Objective: Reproduce only the lines that begin at the line with "Convert this screenshot" and run to the end of the entries; omit every picture.
_ _ _ _
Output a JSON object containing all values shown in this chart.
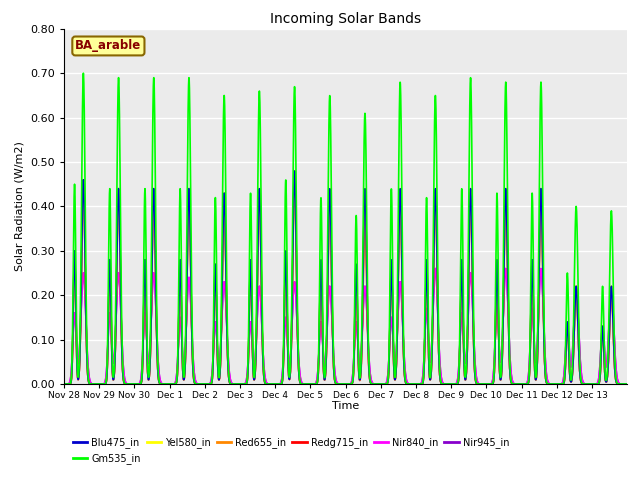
{
  "title": "Incoming Solar Bands",
  "xlabel": "Time",
  "ylabel": "Solar Radiation (W/m2)",
  "ylim": [
    0,
    0.8
  ],
  "yticks": [
    0.0,
    0.1,
    0.2,
    0.3,
    0.4,
    0.5,
    0.6,
    0.7,
    0.8
  ],
  "xtick_labels": [
    "Nov 28",
    "Nov 29",
    "Nov 30",
    "Dec 1",
    "Dec 2",
    "Dec 3",
    "Dec 4",
    "Dec 5",
    "Dec 6",
    "Dec 7",
    "Dec 8",
    "Dec 9",
    "Dec 10",
    "Dec 11",
    "Dec 12",
    "Dec 13"
  ],
  "legend_label": "BA_arable",
  "series": [
    {
      "name": "Blu475_in",
      "color": "#0000cc",
      "lw": 1.2
    },
    {
      "name": "Gm535_in",
      "color": "#00ff00",
      "lw": 1.2
    },
    {
      "name": "Yel580_in",
      "color": "#ffff00",
      "lw": 1.2
    },
    {
      "name": "Red655_in",
      "color": "#ff8800",
      "lw": 1.2
    },
    {
      "name": "Redg715_in",
      "color": "#ff0000",
      "lw": 1.2
    },
    {
      "name": "Nir840_in",
      "color": "#ff00ff",
      "lw": 1.2
    },
    {
      "name": "Nir945_in",
      "color": "#8800cc",
      "lw": 1.2
    }
  ],
  "n_days": 16,
  "background_color": "#ebebeb",
  "day_peaks_main": {
    "Gm535_in": [
      0.7,
      0.69,
      0.69,
      0.69,
      0.65,
      0.66,
      0.67,
      0.65,
      0.61,
      0.68,
      0.65,
      0.69,
      0.68,
      0.68,
      0.4,
      0.39
    ],
    "Yel580_in": [
      0.46,
      0.44,
      0.44,
      0.44,
      0.43,
      0.44,
      0.48,
      0.44,
      0.44,
      0.44,
      0.44,
      0.44,
      0.44,
      0.44,
      0.22,
      0.22
    ],
    "Red655_in": [
      0.46,
      0.44,
      0.44,
      0.44,
      0.43,
      0.44,
      0.48,
      0.44,
      0.44,
      0.44,
      0.44,
      0.44,
      0.44,
      0.44,
      0.22,
      0.22
    ],
    "Redg715_in": [
      0.45,
      0.43,
      0.43,
      0.43,
      0.42,
      0.43,
      0.47,
      0.41,
      0.37,
      0.43,
      0.43,
      0.43,
      0.43,
      0.43,
      0.22,
      0.21
    ],
    "Nir840_in": [
      0.25,
      0.25,
      0.25,
      0.24,
      0.23,
      0.22,
      0.23,
      0.22,
      0.22,
      0.23,
      0.26,
      0.25,
      0.26,
      0.26,
      0.21,
      0.21
    ],
    "Nir945_in": [
      0.25,
      0.25,
      0.25,
      0.24,
      0.23,
      0.22,
      0.23,
      0.22,
      0.22,
      0.23,
      0.26,
      0.25,
      0.26,
      0.26,
      0.21,
      0.21
    ],
    "Blu475_in": [
      0.46,
      0.44,
      0.44,
      0.44,
      0.43,
      0.44,
      0.48,
      0.44,
      0.44,
      0.44,
      0.44,
      0.44,
      0.44,
      0.44,
      0.22,
      0.22
    ]
  },
  "day_peaks_morning": {
    "Gm535_in": [
      0.45,
      0.44,
      0.44,
      0.44,
      0.42,
      0.43,
      0.46,
      0.42,
      0.38,
      0.44,
      0.42,
      0.44,
      0.43,
      0.43,
      0.25,
      0.22
    ],
    "Yel580_in": [
      0.3,
      0.28,
      0.28,
      0.28,
      0.27,
      0.28,
      0.3,
      0.28,
      0.27,
      0.28,
      0.28,
      0.28,
      0.28,
      0.28,
      0.14,
      0.13
    ],
    "Red655_in": [
      0.3,
      0.28,
      0.28,
      0.28,
      0.27,
      0.28,
      0.3,
      0.28,
      0.27,
      0.28,
      0.28,
      0.28,
      0.28,
      0.28,
      0.14,
      0.13
    ],
    "Redg715_in": [
      0.29,
      0.27,
      0.27,
      0.27,
      0.26,
      0.27,
      0.29,
      0.26,
      0.23,
      0.27,
      0.27,
      0.27,
      0.27,
      0.27,
      0.14,
      0.13
    ],
    "Nir840_in": [
      0.16,
      0.16,
      0.16,
      0.15,
      0.14,
      0.14,
      0.15,
      0.14,
      0.14,
      0.15,
      0.17,
      0.16,
      0.17,
      0.17,
      0.13,
      0.13
    ],
    "Nir945_in": [
      0.16,
      0.16,
      0.16,
      0.15,
      0.14,
      0.14,
      0.15,
      0.14,
      0.14,
      0.15,
      0.17,
      0.16,
      0.17,
      0.17,
      0.13,
      0.13
    ],
    "Blu475_in": [
      0.3,
      0.28,
      0.28,
      0.28,
      0.27,
      0.28,
      0.3,
      0.28,
      0.27,
      0.28,
      0.28,
      0.28,
      0.28,
      0.28,
      0.14,
      0.13
    ]
  }
}
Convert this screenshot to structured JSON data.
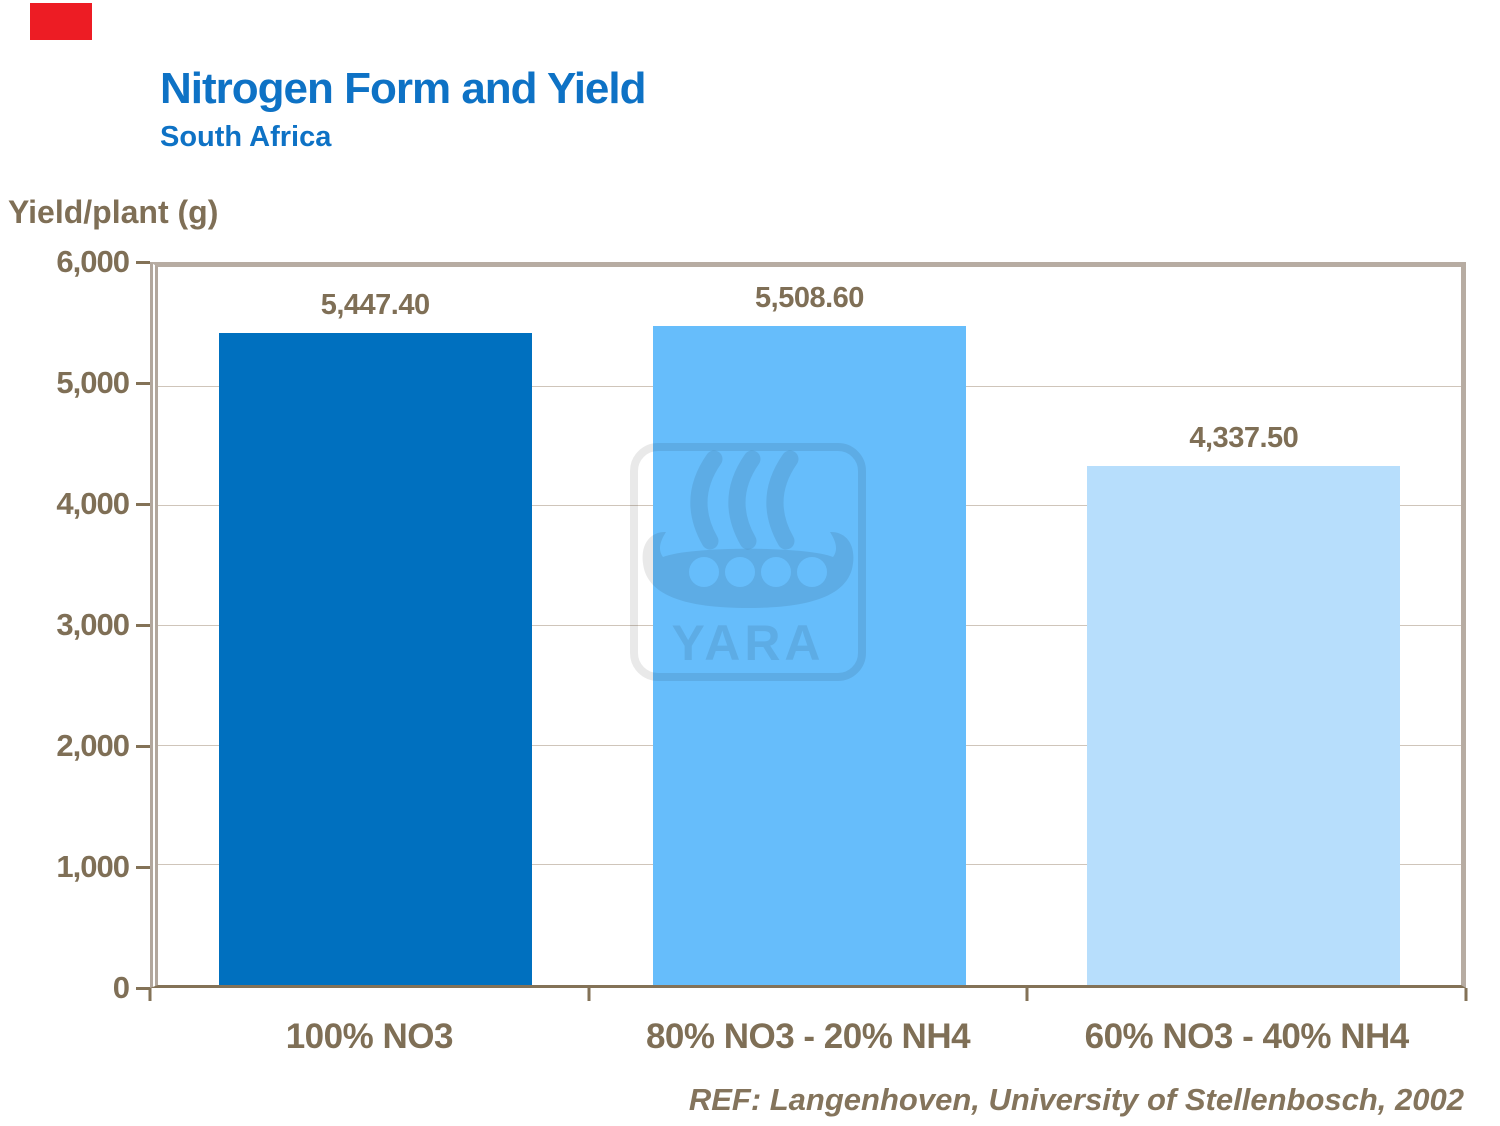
{
  "slide": {
    "title": "Nitrogen Form and Yield",
    "subtitle": "South Africa",
    "y_axis_title": "Yield/plant (g)",
    "footer": "REF: Langenhoven, University of Stellenbosch, 2002"
  },
  "watermark": {
    "text": "YARA",
    "description": "translucent Yara viking-ship logo watermark"
  },
  "colors": {
    "title_blue": "#0e72c5",
    "taupe_text": "#7f6f56",
    "red_square": "#ed1c24",
    "plot_border": "#b7aca2",
    "gridline": "#cfc5ba",
    "axis_line": "#837257",
    "bar_colors": [
      "#0070bf",
      "#66bdfb",
      "#b7defc"
    ]
  },
  "chart_data": {
    "type": "bar",
    "title": "Nitrogen Form and Yield",
    "subtitle": "South Africa",
    "ylabel": "Yield/plant (g)",
    "xlabel": "",
    "categories": [
      "100% NO3",
      "80% NO3 - 20% NH4",
      "60% NO3 - 40% NH4"
    ],
    "values": [
      5447.4,
      5508.6,
      4337.5
    ],
    "value_labels": [
      "5,447.40",
      "5,508.60",
      "4,337.50"
    ],
    "ylim": [
      0,
      6000
    ],
    "ytick_step": 1000,
    "ytick_labels": [
      "6,000",
      "5,000",
      "4,000",
      "3,000",
      "2,000",
      "1,000",
      "0"
    ],
    "grid": true,
    "legend_position": "none",
    "annotation": "REF: Langenhoven, University of Stellenbosch, 2002"
  }
}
_ _ _ _
Exercise answer:
Convert this screenshot to structured JSON data.
{
  "slide": {
    "title": "Nitrogen Form and Yield",
    "subtitle": "South Africa",
    "y_axis_title": "Yield/plant (g)",
    "footer": "REF: Langenhoven, University of Stellenbosch, 2002"
  },
  "watermark": {
    "text": "YARA",
    "description": "translucent Yara viking-ship logo watermark"
  },
  "colors": {
    "title_blue": "#0e72c5",
    "taupe_text": "#7f6f56",
    "red_square": "#ed1c24",
    "plot_border": "#b7aca2",
    "gridline": "#cfc5ba",
    "axis_line": "#837257",
    "bar_colors": [
      "#0070bf",
      "#66bdfb",
      "#b7defc"
    ]
  },
  "chart_data": {
    "type": "bar",
    "title": "Nitrogen Form and Yield",
    "subtitle": "South Africa",
    "ylabel": "Yield/plant (g)",
    "xlabel": "",
    "categories": [
      "100% NO3",
      "80% NO3 - 20% NH4",
      "60% NO3 - 40% NH4"
    ],
    "values": [
      5447.4,
      5508.6,
      4337.5
    ],
    "value_labels": [
      "5,447.40",
      "5,508.60",
      "4,337.50"
    ],
    "ylim": [
      0,
      6000
    ],
    "ytick_step": 1000,
    "ytick_labels": [
      "6,000",
      "5,000",
      "4,000",
      "3,000",
      "2,000",
      "1,000",
      "0"
    ],
    "grid": true,
    "legend_position": "none",
    "annotation": "REF: Langenhoven, University of Stellenbosch, 2002"
  }
}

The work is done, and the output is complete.